Work to be completed ::
Write out every entry precisely as given, leaving the pictures out.

Data for this task ::

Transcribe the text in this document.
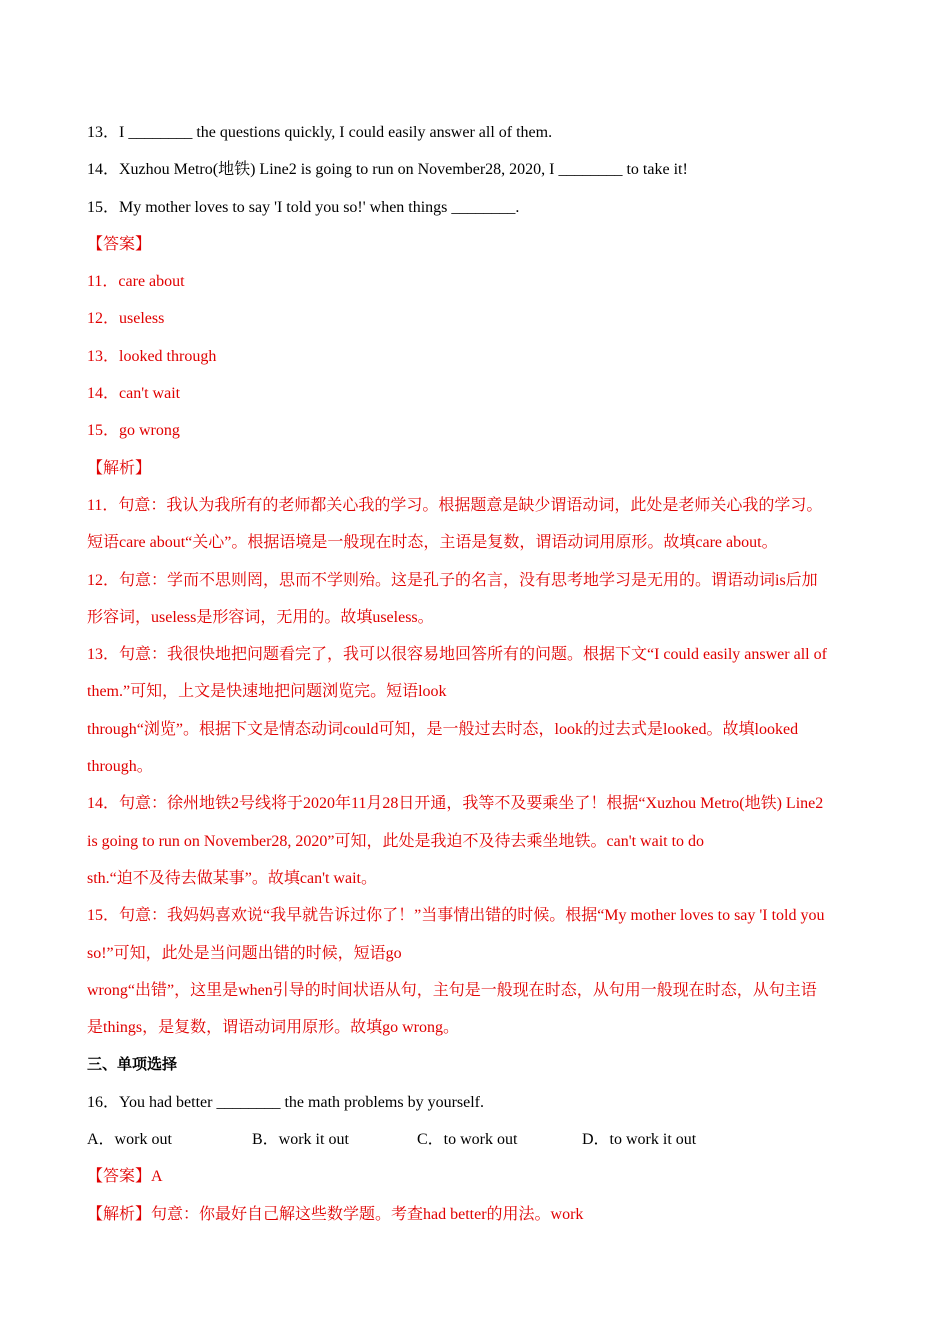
13．I ________ the questions quickly, I could easily answer all of them.
14．Xuzhou Metro(地铁) Line2 is going to run on November28, 2020, I ________ to take it!
15．My mother loves to say 'I told you so!' when things ________.
【答案】
11．care about
12．useless
13．looked through
14．can't wait
15．go wrong
【解析】
11．句意：我认为我所有的老师都关心我的学习。根据题意是缺少谓语动词，此处是老师关心我的学习。
短语care about“关心”。根据语境是一般现在时态，主语是复数，谓语动词用原形。故填care about。
12．句意：学而不思则罔，思而不学则殆。这是孔子的名言，没有思考地学习是无用的。谓语动词is后加
形容词，useless是形容词，无用的。故填useless。
13．句意：我很快地把问题看完了，我可以很容易地回答所有的问题。根据下文“I could easily answer all of
them.”可知，上文是快速地把问题浏览完。短语look
through“浏览”。根据下文是情态动词could可知，是一般过去时态，look的过去式是looked。故填looked
through。
14．句意：徐州地铁2号线将于2020年11月28日开通，我等不及要乘坐了！根据“Xuzhou Metro(地铁) Line2
is going to run on November28, 2020”可知，此处是我迫不及待去乘坐地铁。can't wait to do
sth.“迫不及待去做某事”。故填can't wait。
15．句意：我妈妈喜欢说“我早就告诉过你了！”当事情出错的时候。根据“My mother loves to say 'I told you
so!”可知，此处是当问题出错的时候，短语go
wrong“出错”，这里是when引导的时间状语从句，主句是一般现在时态，从句用一般现在时态，从句主语
是things，是复数，谓语动词用原形。故填go wrong。
三、单项选择
16．You had better ________ the math problems by yourself.
A．work out	B．work it out	C．to work out	D．to work it out
【答案】A
【解析】句意：你最好自己解这些数学题。考查had better的用法。work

Output for this exercise ::
Transcribe the text in this document.
13．I ________ the questions quickly, I could easily answer all of them.
14．Xuzhou Metro(地铁) Line2 is going to run on November28, 2020, I ________ to take it!
15．My mother loves to say 'I told you so!' when things ________.
【答案】
11．care about
12．useless
13．looked through
14．can't wait
15．go wrong
【解析】
11．句意：我认为我所有的老师都关心我的学习。根据题意是缺少谓语动词，此处是老师关心我的学习。
短语care about“关心”。根据语境是一般现在时态，主语是复数，谓语动词用原形。故填care about。
12．句意：学而不思则罔，思而不学则殆。这是孔子的名言，没有思考地学习是无用的。谓语动词is后加
形容词，useless是形容词，无用的。故填useless。
13．句意：我很快地把问题看完了，我可以很容易地回答所有的问题。根据下文“I could easily answer all of
them.”可知，上文是快速地把问题浏览完。短语look
through“浏览”。根据下文是情态动词could可知，是一般过去时态，look的过去式是looked。故填looked
through。
14．句意：徐州地铁2号线将于2020年11月28日开通，我等不及要乘坐了！根据“Xuzhou Metro(地铁) Line2
is going to run on November28, 2020”可知，此处是我迫不及待去乘坐地铁。can't wait to do
sth.“迫不及待去做某事”。故填can't wait。
15．句意：我妈妈喜欢说“我早就告诉过你了！”当事情出错的时候。根据“My mother loves to say 'I told you
so!”可知，此处是当问题出错的时候，短语go
wrong“出错”，这里是when引导的时间状语从句，主句是一般现在时态，从句用一般现在时态，从句主语
是things，是复数，谓语动词用原形。故填go wrong。
三、单项选择
16．You had better ________ the math problems by yourself.
A．work out	B．work it out	C．to work out	D．to work it out
【答案】A
【解析】句意：你最好自己解这些数学题。考查had better的用法。work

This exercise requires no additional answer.